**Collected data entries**
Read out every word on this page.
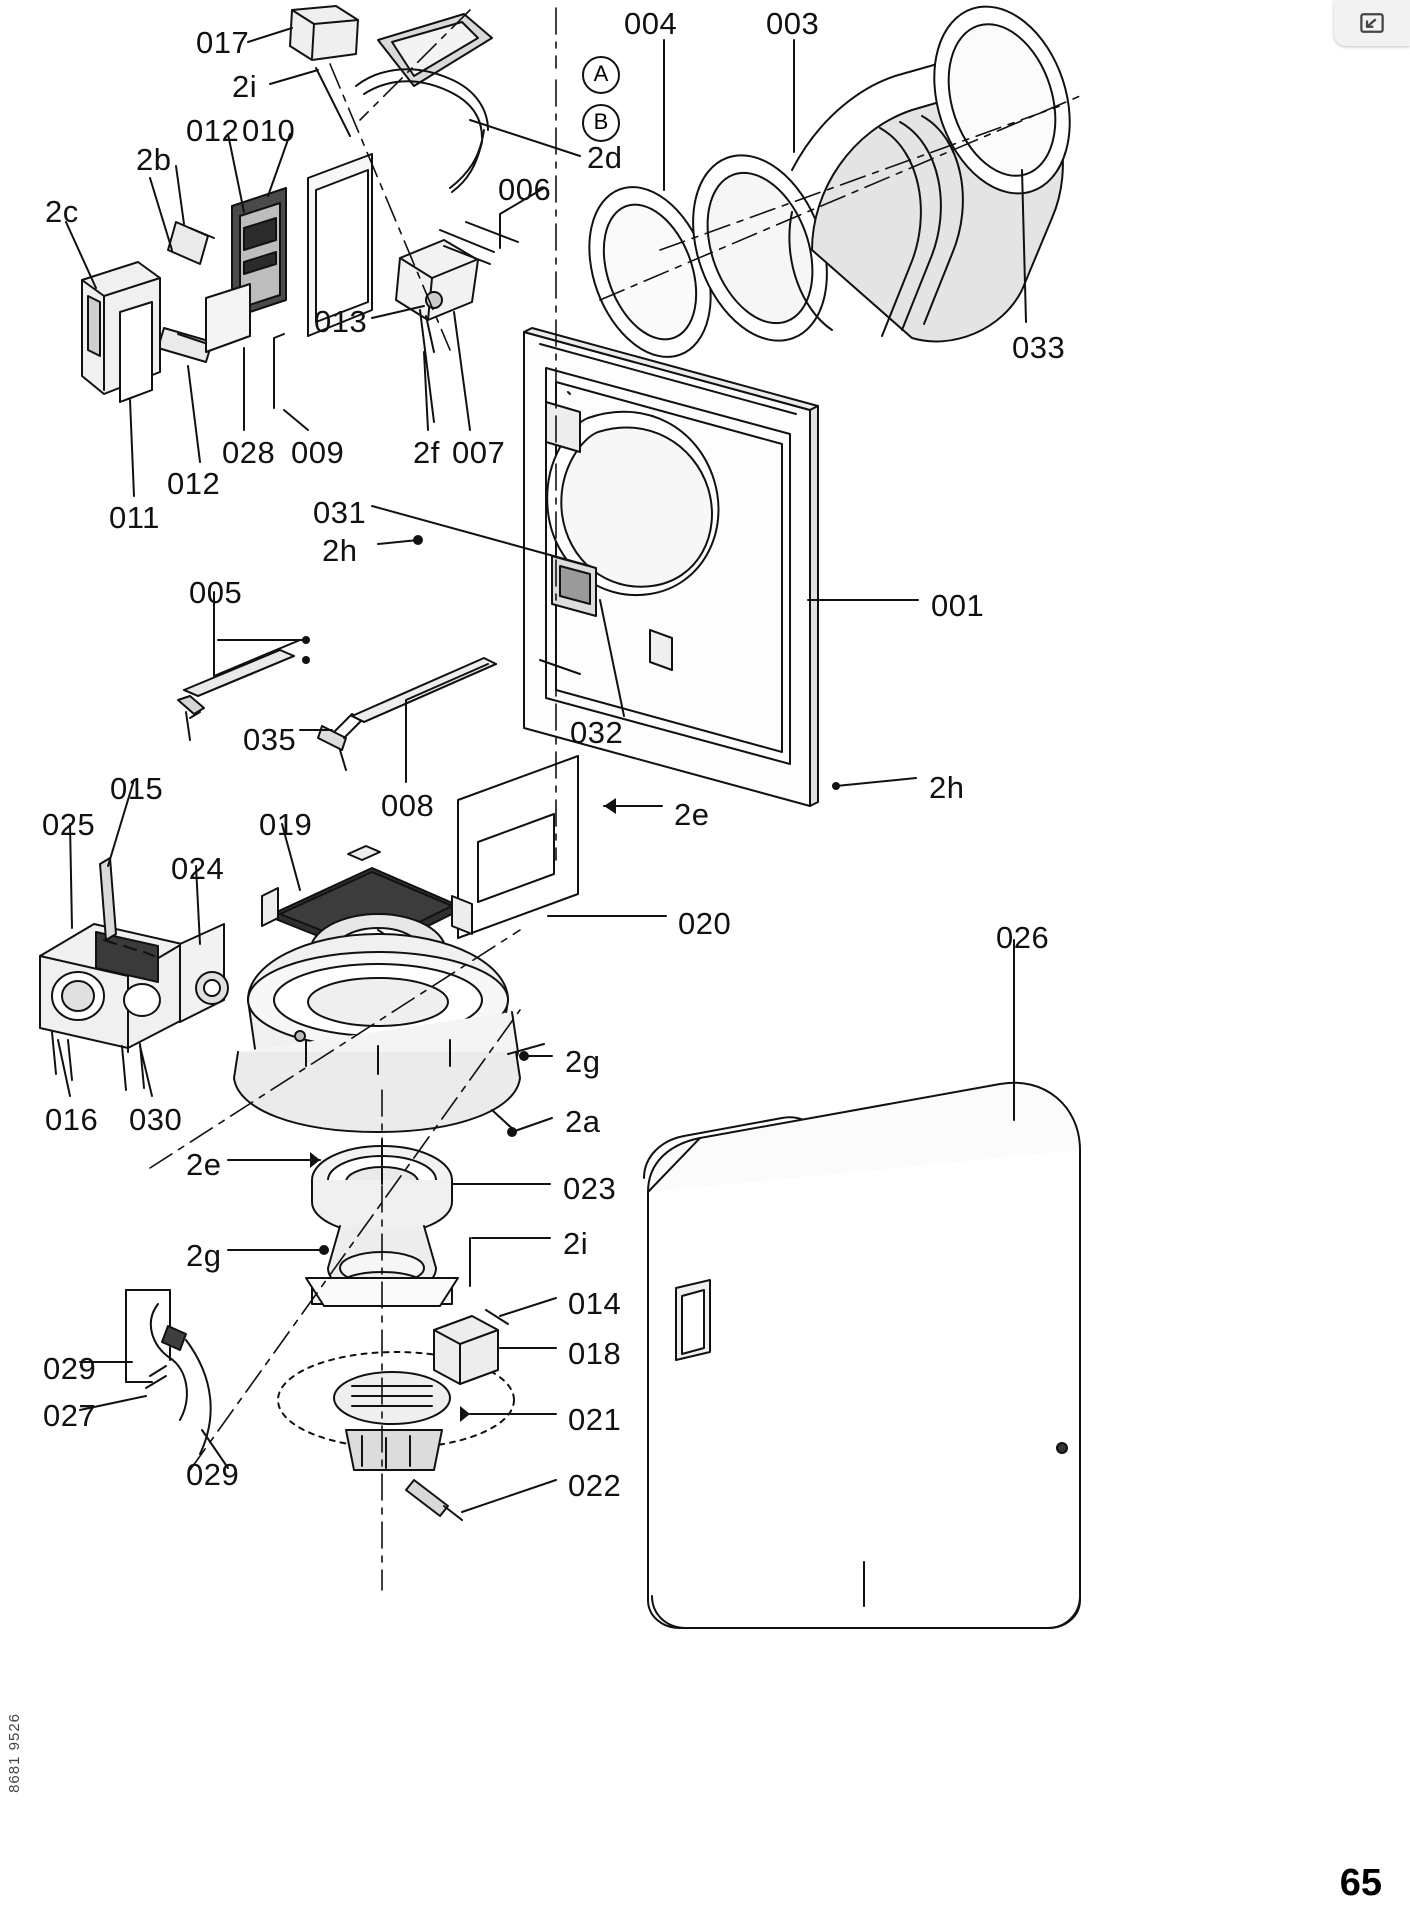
017
2i
012 010
2b
2c
006
2d
004	003
033
013
028 009 2f 007
012
011	031
2h
005
035
008
032
001
2h
2e
020
015
025
024
019
026
016 030
2g
2a
2e
023
2i
2g
014
018
029
027	021
029	022
A
B
8681 9526
65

**What needs to be done**
Pictures in the records should not appear in your copy, but everything else must be transcribed exactly.

**Worked answer**
Read out every word on this page.
017
2i
012 010
2b
2c
006
2d
004	003
033
013
028 009 2f 007
012
011	031
2h
005
035
008
032
001
2h
2e
020
015
025
024
019
026
016 030
2g
2a
2e
023
2i
2g
014
018
029
027	021
029	022
A
B
8681 9526
65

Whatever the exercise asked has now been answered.